(begin)

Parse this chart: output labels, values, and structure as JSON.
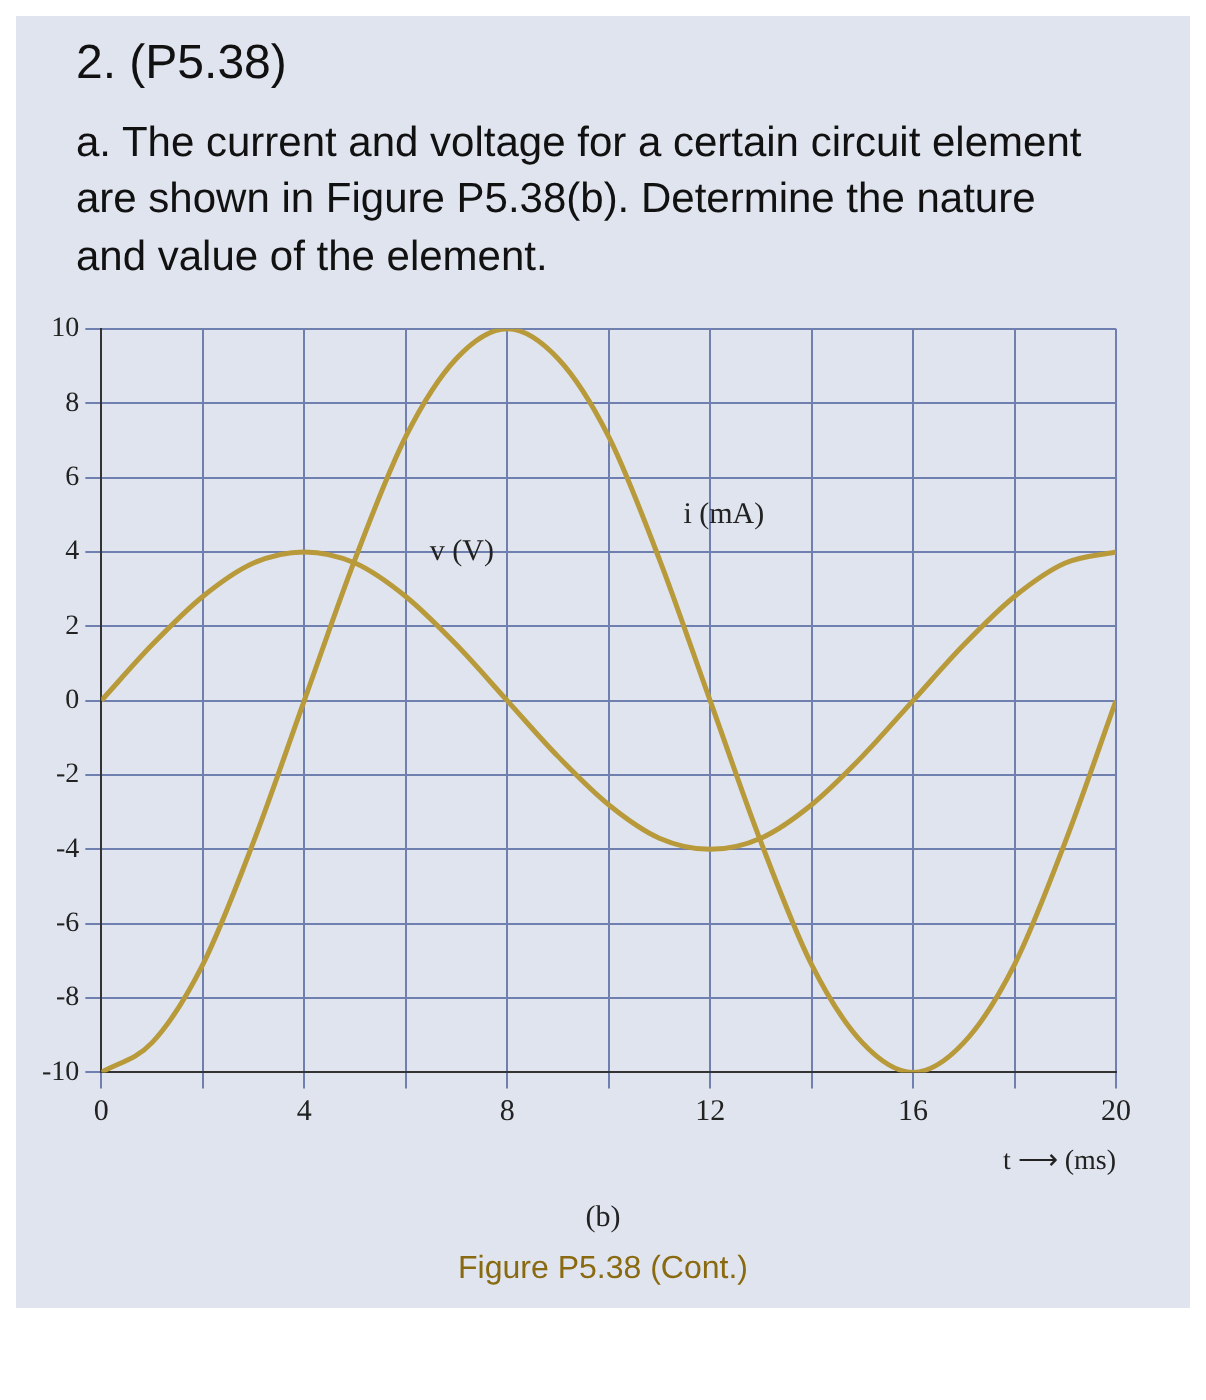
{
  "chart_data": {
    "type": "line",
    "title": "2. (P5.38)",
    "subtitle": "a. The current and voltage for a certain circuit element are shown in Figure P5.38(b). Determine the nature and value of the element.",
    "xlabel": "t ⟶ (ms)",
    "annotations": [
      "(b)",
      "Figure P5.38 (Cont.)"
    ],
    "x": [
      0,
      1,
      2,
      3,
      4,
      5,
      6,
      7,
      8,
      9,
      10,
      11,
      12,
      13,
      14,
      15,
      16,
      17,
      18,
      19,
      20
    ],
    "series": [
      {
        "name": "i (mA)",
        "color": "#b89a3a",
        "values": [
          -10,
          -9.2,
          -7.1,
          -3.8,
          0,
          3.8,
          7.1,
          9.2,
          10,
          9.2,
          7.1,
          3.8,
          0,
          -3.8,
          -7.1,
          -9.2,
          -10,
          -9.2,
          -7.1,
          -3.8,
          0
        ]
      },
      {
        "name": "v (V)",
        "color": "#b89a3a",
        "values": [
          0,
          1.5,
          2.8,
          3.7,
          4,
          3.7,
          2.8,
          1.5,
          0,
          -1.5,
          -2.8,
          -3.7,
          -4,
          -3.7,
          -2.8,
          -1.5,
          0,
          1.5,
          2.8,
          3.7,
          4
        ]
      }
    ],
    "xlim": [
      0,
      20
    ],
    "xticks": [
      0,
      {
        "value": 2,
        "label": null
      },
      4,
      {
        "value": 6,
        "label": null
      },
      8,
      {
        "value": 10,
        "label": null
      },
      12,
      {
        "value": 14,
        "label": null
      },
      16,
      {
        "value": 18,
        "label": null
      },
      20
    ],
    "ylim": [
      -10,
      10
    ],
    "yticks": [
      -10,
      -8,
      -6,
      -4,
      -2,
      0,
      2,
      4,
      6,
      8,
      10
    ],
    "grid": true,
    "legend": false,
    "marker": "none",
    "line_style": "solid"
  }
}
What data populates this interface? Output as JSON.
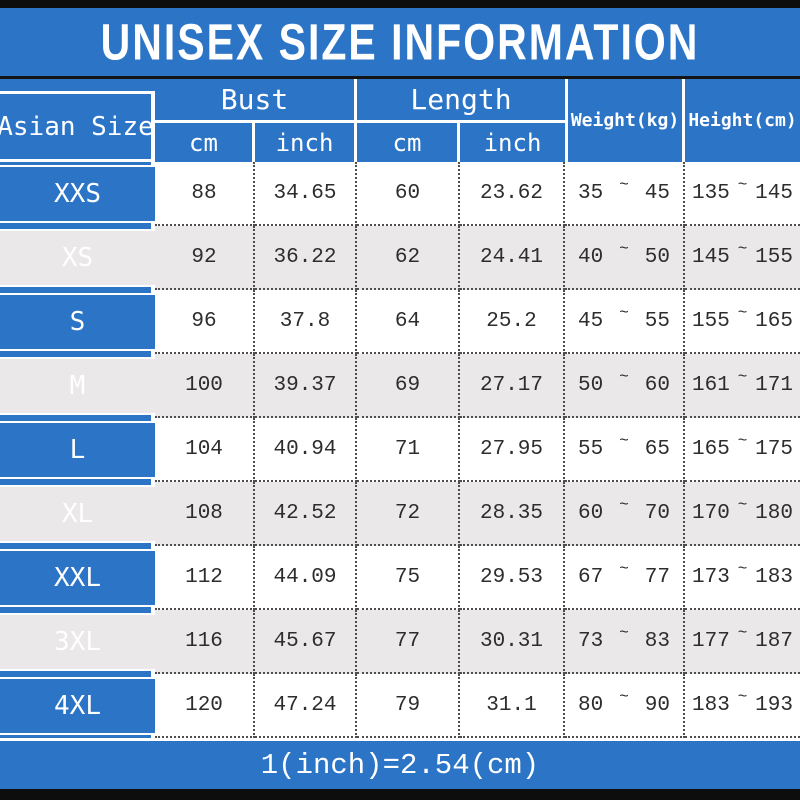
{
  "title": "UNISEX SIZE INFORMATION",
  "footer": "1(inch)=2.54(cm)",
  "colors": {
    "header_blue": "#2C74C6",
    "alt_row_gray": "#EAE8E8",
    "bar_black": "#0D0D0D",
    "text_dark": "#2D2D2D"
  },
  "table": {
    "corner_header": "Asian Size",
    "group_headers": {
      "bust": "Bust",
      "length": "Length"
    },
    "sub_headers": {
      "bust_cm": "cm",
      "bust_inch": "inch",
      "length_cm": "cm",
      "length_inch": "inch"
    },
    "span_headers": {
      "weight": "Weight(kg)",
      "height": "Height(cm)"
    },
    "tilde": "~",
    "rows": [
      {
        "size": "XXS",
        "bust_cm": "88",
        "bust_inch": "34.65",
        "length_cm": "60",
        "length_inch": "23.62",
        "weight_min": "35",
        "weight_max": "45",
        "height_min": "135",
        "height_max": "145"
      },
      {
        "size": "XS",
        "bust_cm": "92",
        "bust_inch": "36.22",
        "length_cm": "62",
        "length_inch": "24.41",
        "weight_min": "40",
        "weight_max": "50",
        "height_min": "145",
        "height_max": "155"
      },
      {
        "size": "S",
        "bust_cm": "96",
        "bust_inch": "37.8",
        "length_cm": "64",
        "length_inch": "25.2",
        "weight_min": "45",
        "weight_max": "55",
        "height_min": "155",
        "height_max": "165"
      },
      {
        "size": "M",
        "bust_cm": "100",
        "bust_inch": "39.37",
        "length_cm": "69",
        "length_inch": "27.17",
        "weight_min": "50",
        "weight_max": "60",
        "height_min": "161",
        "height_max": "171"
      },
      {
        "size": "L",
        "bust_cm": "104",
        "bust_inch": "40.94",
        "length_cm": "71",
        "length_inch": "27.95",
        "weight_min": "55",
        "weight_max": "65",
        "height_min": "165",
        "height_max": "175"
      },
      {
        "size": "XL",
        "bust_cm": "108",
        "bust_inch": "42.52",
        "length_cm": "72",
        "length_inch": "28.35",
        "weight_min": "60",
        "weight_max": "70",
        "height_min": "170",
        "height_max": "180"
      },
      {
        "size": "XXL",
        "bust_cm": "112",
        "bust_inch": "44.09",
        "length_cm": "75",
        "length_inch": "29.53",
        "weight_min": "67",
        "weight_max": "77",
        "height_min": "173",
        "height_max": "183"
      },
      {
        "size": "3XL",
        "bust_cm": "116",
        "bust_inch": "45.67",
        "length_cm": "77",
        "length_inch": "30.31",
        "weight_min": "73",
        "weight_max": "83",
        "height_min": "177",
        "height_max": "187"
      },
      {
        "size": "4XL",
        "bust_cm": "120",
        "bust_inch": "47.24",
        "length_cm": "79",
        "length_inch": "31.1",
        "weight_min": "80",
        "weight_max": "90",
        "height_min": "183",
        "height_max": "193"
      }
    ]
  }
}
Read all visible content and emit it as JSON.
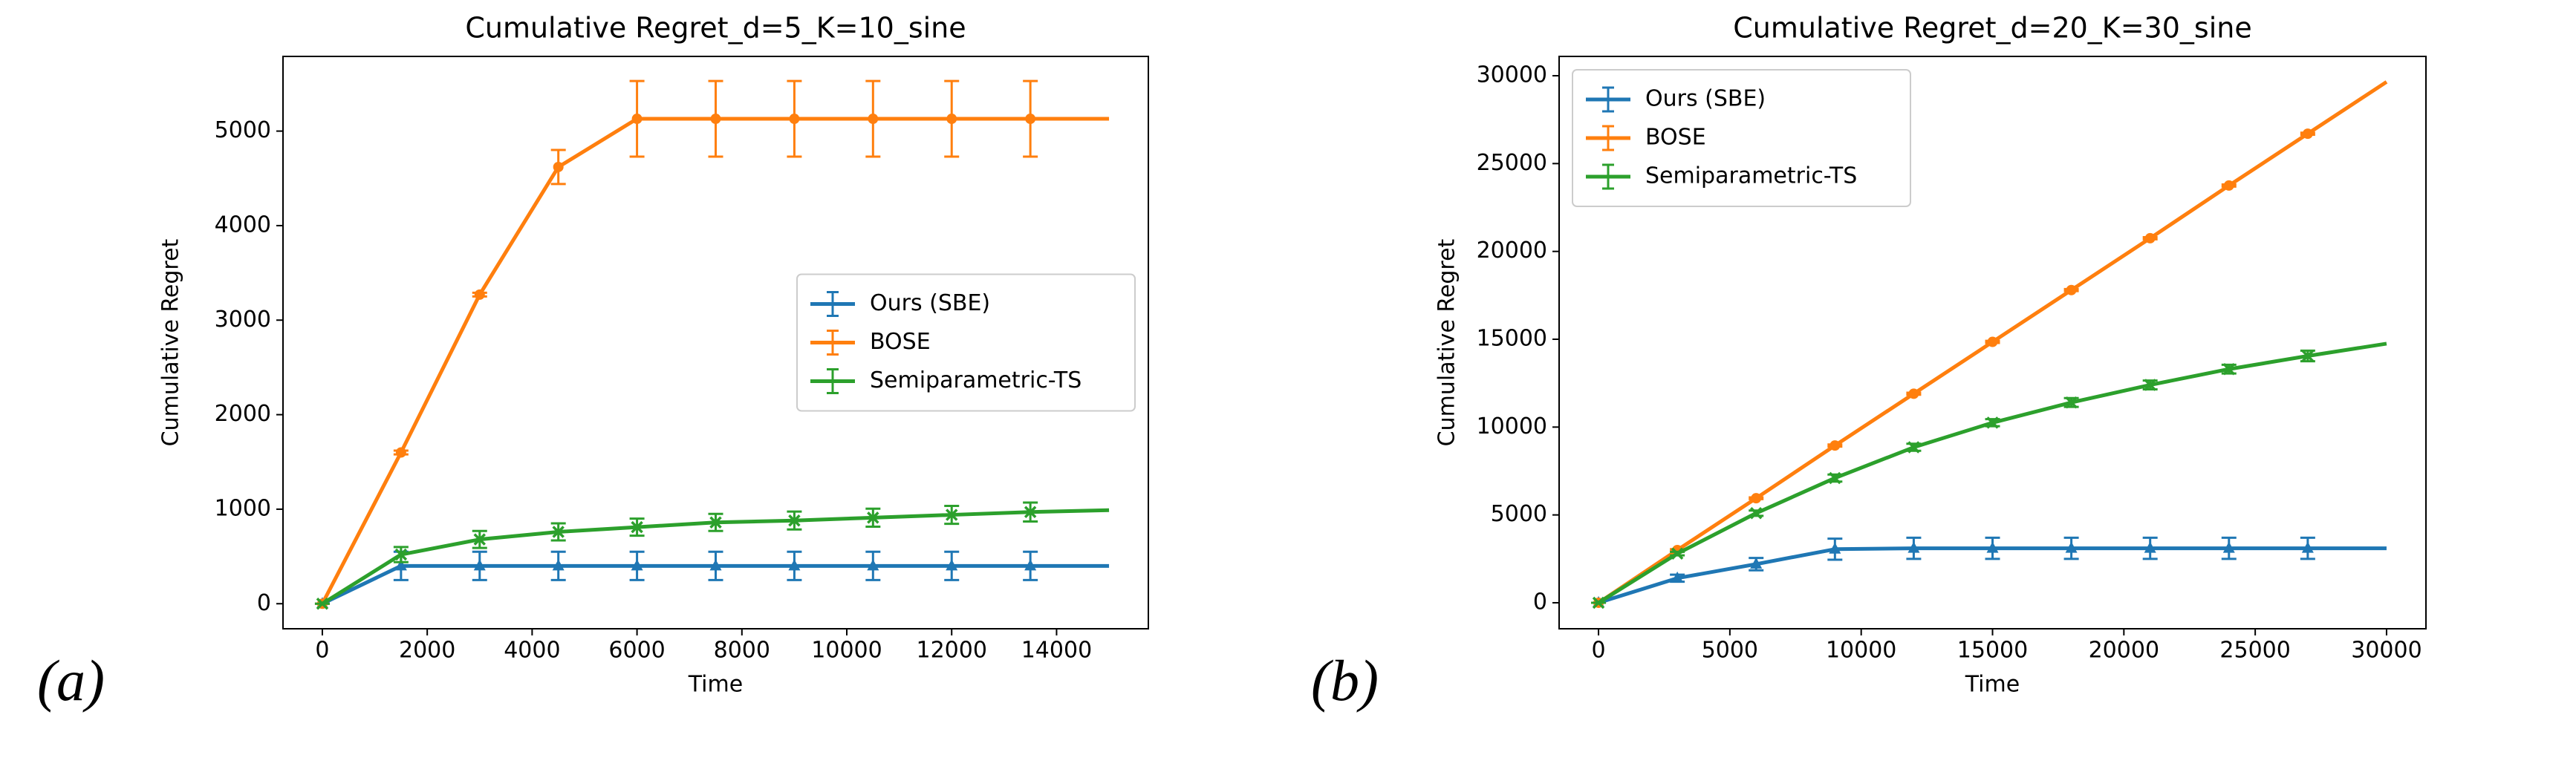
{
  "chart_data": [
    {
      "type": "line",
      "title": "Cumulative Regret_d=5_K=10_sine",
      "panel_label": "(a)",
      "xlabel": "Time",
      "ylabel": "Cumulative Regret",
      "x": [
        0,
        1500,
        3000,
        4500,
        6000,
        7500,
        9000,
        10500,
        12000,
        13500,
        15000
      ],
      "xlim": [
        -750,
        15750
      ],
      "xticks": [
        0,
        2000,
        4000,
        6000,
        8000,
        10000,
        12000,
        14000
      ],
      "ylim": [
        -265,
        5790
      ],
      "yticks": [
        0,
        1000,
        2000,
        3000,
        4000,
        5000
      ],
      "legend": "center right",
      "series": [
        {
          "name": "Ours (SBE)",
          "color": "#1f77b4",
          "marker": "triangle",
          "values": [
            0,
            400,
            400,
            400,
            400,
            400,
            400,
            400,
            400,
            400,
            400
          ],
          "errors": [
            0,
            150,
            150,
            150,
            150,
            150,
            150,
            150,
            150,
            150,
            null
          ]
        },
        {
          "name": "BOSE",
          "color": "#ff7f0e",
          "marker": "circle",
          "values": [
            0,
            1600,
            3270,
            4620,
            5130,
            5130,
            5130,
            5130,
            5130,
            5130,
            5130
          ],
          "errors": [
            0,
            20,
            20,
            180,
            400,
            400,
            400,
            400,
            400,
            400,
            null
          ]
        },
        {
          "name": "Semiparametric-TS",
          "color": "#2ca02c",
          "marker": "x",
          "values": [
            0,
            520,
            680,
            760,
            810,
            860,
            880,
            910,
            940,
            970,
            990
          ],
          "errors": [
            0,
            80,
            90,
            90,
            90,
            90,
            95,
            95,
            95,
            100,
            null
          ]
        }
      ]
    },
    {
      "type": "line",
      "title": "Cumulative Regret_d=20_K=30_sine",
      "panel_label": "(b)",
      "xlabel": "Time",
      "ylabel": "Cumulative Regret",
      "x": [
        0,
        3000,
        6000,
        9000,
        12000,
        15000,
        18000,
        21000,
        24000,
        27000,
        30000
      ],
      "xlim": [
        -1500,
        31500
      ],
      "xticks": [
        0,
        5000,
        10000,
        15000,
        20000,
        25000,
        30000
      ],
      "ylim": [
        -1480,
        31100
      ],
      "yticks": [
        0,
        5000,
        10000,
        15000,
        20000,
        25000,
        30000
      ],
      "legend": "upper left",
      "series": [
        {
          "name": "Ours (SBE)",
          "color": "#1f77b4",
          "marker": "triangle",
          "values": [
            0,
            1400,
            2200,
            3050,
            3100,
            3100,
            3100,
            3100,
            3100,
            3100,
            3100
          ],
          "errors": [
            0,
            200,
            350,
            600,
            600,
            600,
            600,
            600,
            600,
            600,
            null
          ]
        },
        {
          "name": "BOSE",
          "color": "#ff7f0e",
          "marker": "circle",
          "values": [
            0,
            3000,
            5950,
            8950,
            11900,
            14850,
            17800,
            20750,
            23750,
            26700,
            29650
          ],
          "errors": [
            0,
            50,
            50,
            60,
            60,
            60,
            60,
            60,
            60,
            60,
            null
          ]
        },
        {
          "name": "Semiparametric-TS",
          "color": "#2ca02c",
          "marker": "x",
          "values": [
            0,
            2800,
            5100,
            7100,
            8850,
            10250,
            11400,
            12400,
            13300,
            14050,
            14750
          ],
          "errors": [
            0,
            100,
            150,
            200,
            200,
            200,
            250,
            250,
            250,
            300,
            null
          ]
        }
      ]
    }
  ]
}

(end)

WORK TO BE COMPLETED: Gather every line from the listing above in which "this" appears, and copy those lines.

WORKED ANSWER:
Parse this chart: output labels, values, and structure as JSON.
What data populates this interface? Output as JSON.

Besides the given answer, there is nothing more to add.